Your goal
Locate each line holding the string "我的电脑" and copy it.

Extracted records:
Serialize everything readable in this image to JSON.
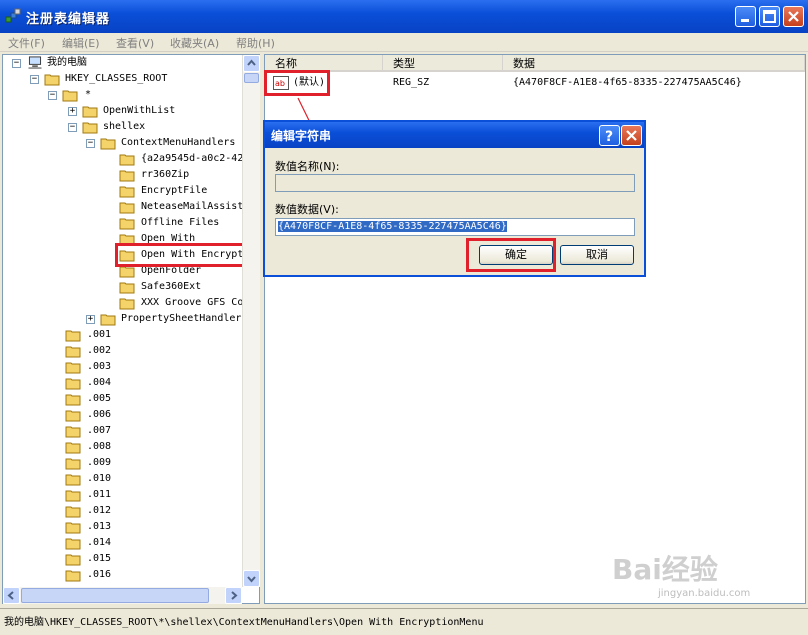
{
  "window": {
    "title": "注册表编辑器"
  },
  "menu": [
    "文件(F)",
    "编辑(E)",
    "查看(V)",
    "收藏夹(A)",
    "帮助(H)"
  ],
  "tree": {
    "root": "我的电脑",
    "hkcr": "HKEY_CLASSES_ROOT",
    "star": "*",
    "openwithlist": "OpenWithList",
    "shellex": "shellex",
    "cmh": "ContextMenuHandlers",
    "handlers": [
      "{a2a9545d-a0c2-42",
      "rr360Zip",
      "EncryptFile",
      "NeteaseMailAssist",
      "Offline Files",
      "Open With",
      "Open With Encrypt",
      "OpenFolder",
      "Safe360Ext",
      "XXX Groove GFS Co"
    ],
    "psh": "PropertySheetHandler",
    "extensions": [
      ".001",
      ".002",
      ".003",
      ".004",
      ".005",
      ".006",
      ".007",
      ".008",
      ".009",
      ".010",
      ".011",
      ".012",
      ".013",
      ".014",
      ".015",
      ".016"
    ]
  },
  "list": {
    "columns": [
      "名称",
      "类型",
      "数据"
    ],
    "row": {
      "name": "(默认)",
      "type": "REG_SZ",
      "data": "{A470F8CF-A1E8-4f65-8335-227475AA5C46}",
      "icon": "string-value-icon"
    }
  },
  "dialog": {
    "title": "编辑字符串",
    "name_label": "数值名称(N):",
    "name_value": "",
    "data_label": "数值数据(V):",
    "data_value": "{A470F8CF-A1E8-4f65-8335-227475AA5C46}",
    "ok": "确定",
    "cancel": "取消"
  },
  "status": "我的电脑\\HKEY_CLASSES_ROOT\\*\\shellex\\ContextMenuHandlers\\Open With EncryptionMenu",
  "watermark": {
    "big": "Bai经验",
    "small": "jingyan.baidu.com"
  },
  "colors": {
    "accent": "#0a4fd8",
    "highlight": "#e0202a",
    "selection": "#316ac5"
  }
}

Output below
    "root": "我的电脑",
  "status": "我的电脑\\HKEY_CLASSES_ROOT\\*\\shellex\\ContextMenuHandlers\\Open With EncryptionMenu",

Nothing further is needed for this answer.